From the line containing "Serialize everything readable" to the end of the data, retype every line exactly and nothing else. Drop the pictures.
** BEGIN **
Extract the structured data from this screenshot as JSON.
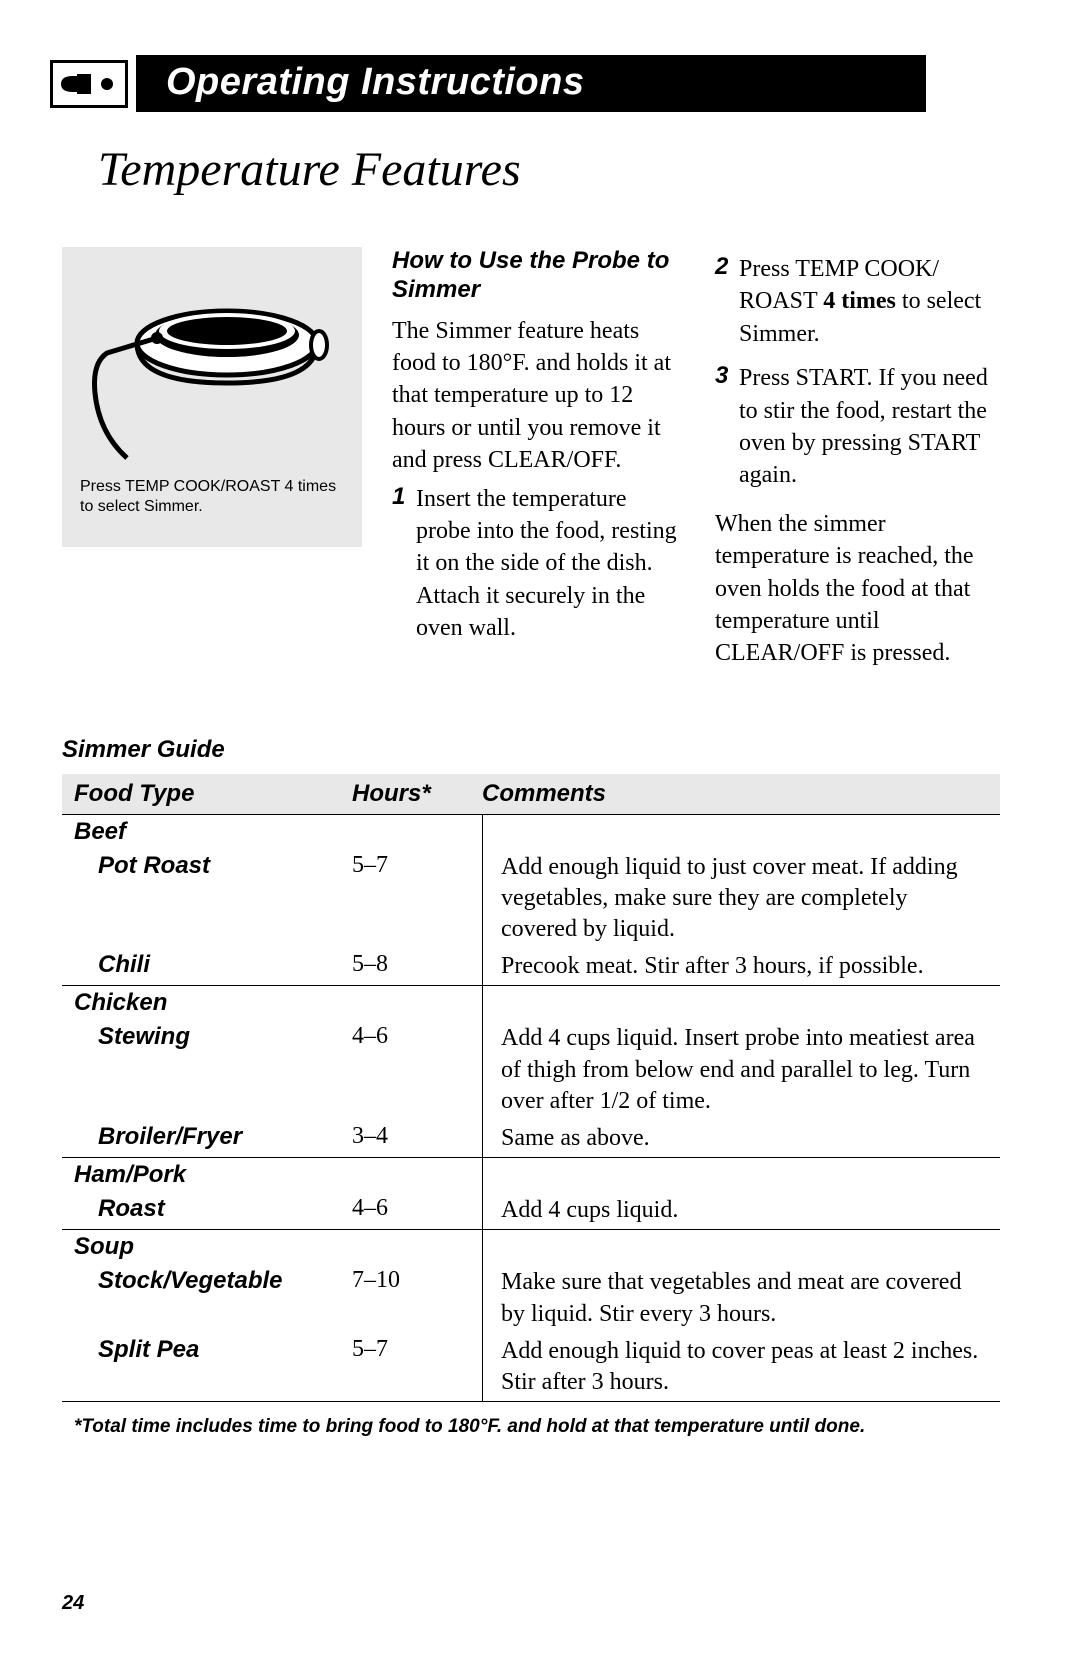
{
  "header": {
    "title": "Operating Instructions"
  },
  "section_title": "Temperature Features",
  "figure": {
    "caption": "Press TEMP COOK/ROAST 4 times to select Simmer."
  },
  "howto": {
    "heading": "How to Use the Probe to Simmer",
    "intro": "The Simmer feature heats food to 180°F. and holds it at that temperature up to 12 hours or until you remove it and press CLEAR/OFF.",
    "steps": [
      "Insert the temperature probe into the food, resting it on the side of the dish. Attach it securely in the oven wall.",
      "Press TEMP COOK/ ROAST 4 times to select Simmer.",
      "Press START. If you need to stir the food, restart the oven by pressing START again."
    ],
    "closing": "When the simmer temperature is reached, the oven holds the food at that temperature until CLEAR/OFF is pressed."
  },
  "simmer_guide": {
    "title": "Simmer Guide",
    "columns": [
      "Food Type",
      "Hours*",
      "Comments"
    ],
    "groups": [
      {
        "category": "Beef",
        "items": [
          {
            "name": "Pot Roast",
            "hours": "5–7",
            "comment": "Add enough liquid to just cover meat. If adding vegetables, make sure they are completely covered by liquid."
          },
          {
            "name": "Chili",
            "hours": "5–8",
            "comment": "Precook meat. Stir after 3 hours, if possible."
          }
        ]
      },
      {
        "category": "Chicken",
        "items": [
          {
            "name": "Stewing",
            "hours": "4–6",
            "comment": "Add 4 cups liquid. Insert probe into meatiest area of thigh from below end and parallel to leg. Turn over after 1/2 of time."
          },
          {
            "name": "Broiler/Fryer",
            "hours": "3–4",
            "comment": "Same as above."
          }
        ]
      },
      {
        "category": "Ham/Pork",
        "items": [
          {
            "name": "Roast",
            "hours": "4–6",
            "comment": "Add 4 cups liquid."
          }
        ]
      },
      {
        "category": "Soup",
        "items": [
          {
            "name": "Stock/Vegetable",
            "hours": "7–10",
            "comment": "Make sure that vegetables and meat are covered by liquid. Stir every 3 hours."
          },
          {
            "name": "Split Pea",
            "hours": "5–7",
            "comment": "Add enough liquid to cover peas at least 2 inches. Stir after 3 hours."
          }
        ]
      }
    ],
    "footnote": "*Total time includes time to bring food to 180°F. and hold at that temperature until done."
  },
  "page_number": "24",
  "colors": {
    "bg": "#ffffff",
    "text": "#000000",
    "panel": "#e8e8e8",
    "header_bg": "#000000",
    "header_text": "#ffffff"
  }
}
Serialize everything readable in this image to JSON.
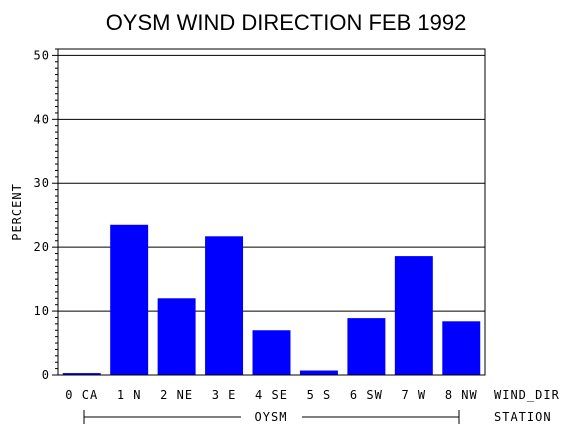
{
  "chart_data": {
    "type": "bar",
    "title": "OYSM WIND DIRECTION FEB 1992",
    "ylabel": "PERCENT",
    "xlabel": "WIND_DIR",
    "group_label": "OYSM",
    "group_axis_label": "STATION",
    "ylim": [
      0,
      51
    ],
    "yticks": [
      0,
      10,
      20,
      30,
      40,
      50
    ],
    "grid": true,
    "categories": [
      "0 CA",
      "1 N",
      "2 NE",
      "3 E",
      "4 SE",
      "5 S",
      "6 SW",
      "7 W",
      "8 NW"
    ],
    "values": [
      0.3,
      23.5,
      12.0,
      21.7,
      7.0,
      0.7,
      8.9,
      18.6,
      8.4
    ],
    "bar_color": "#0000ff"
  }
}
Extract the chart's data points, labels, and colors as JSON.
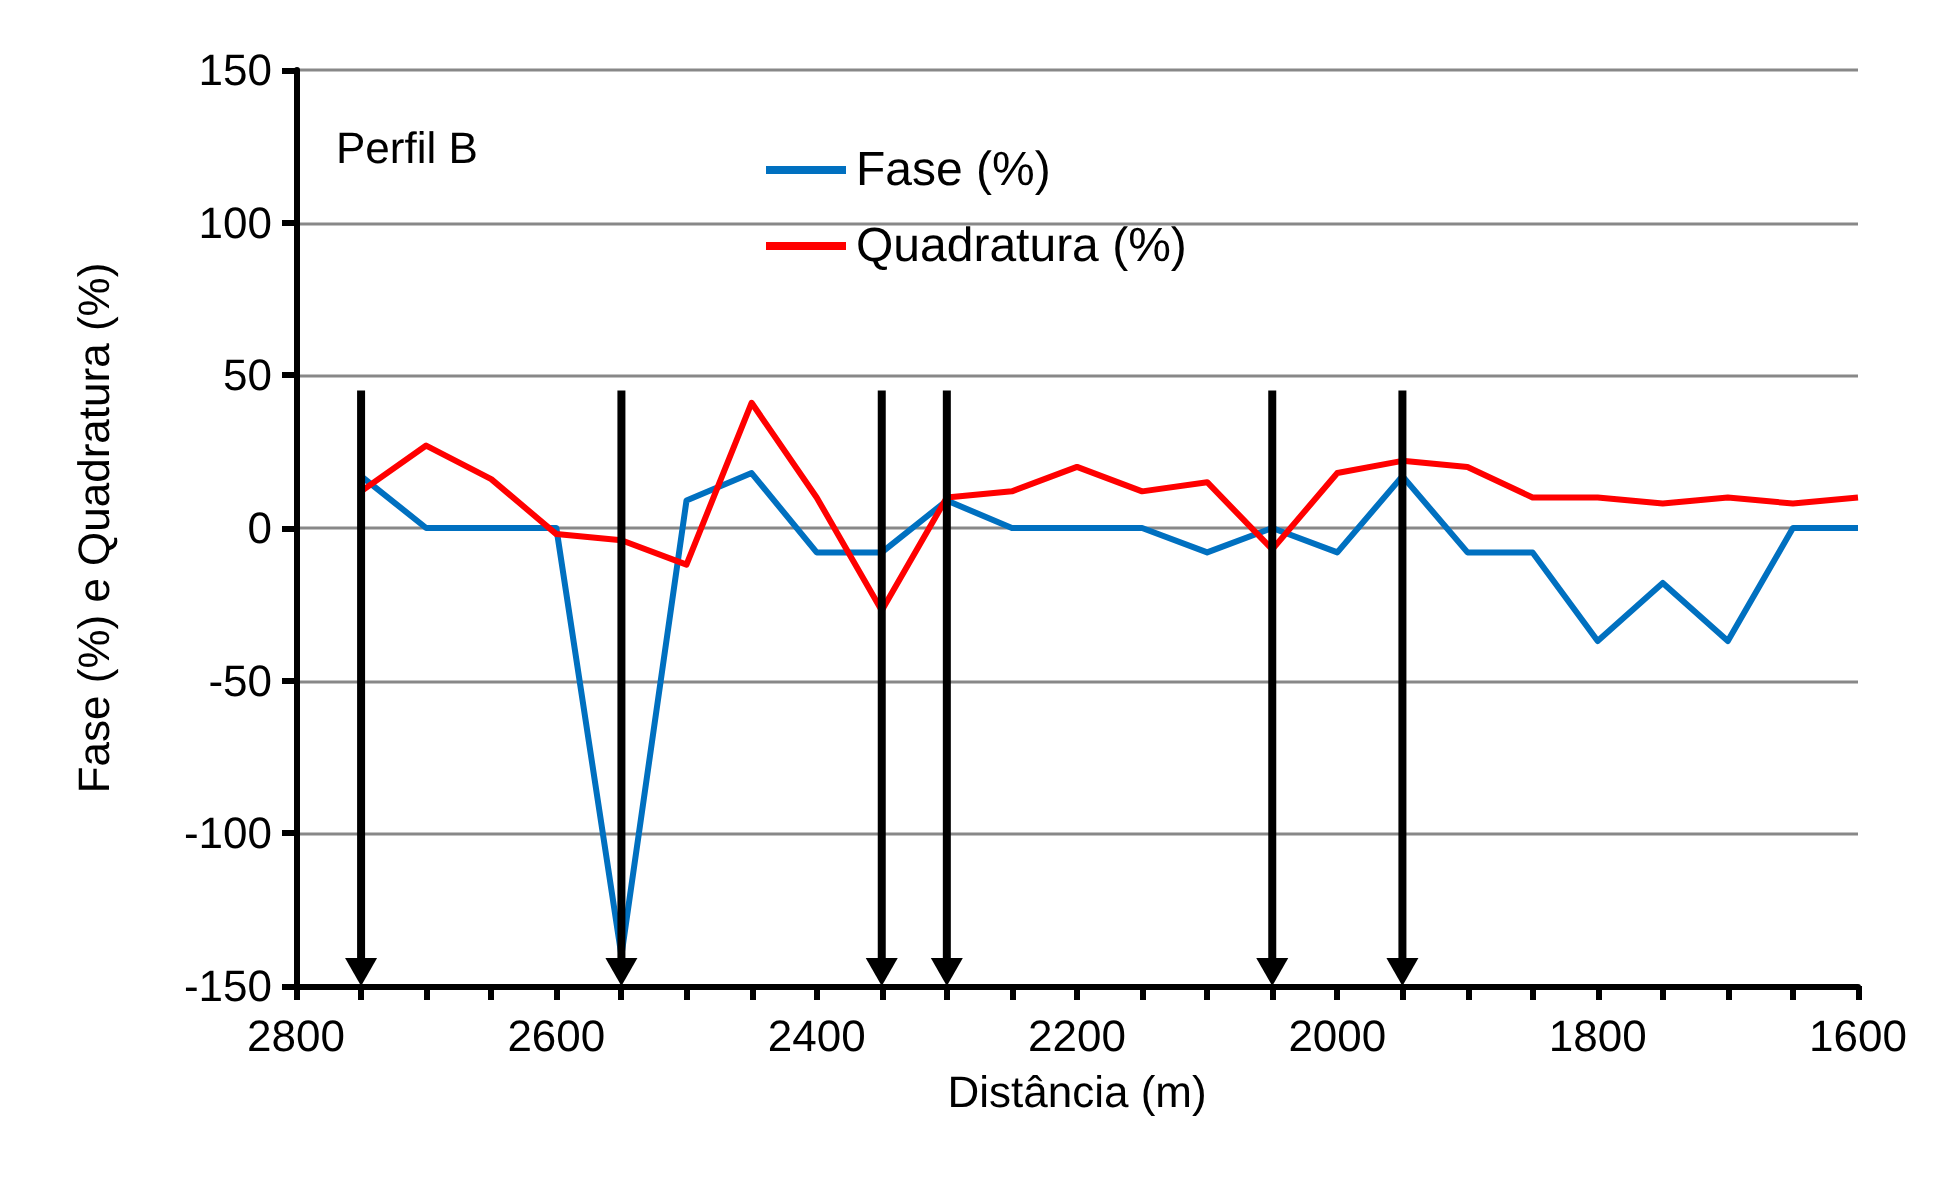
** END **
■ **PROBLEM SOLUTION**:
Serialize everything readable in this image to JSON.
{
  "chart_data": {
    "type": "bar",
    "title": "OYSM WIND DIRECTION FEB 1992",
    "ylabel": "PERCENT",
    "xlabel": "WIND_DIR",
    "group_label": "OYSM",
    "group_axis_label": "STATION",
    "ylim": [
      0,
      51
    ],
    "yticks": [
      0,
      10,
      20,
      30,
      40,
      50
    ],
    "grid": true,
    "categories": [
      "0 CA",
      "1 N",
      "2 NE",
      "3 E",
      "4 SE",
      "5 S",
      "6 SW",
      "7 W",
      "8 NW"
    ],
    "values": [
      0.3,
      23.5,
      12.0,
      21.7,
      7.0,
      0.7,
      8.9,
      18.6,
      8.4
    ],
    "bar_color": "#0000ff"
  }
}
Extract the chart's data points, labels, and colors as JSON.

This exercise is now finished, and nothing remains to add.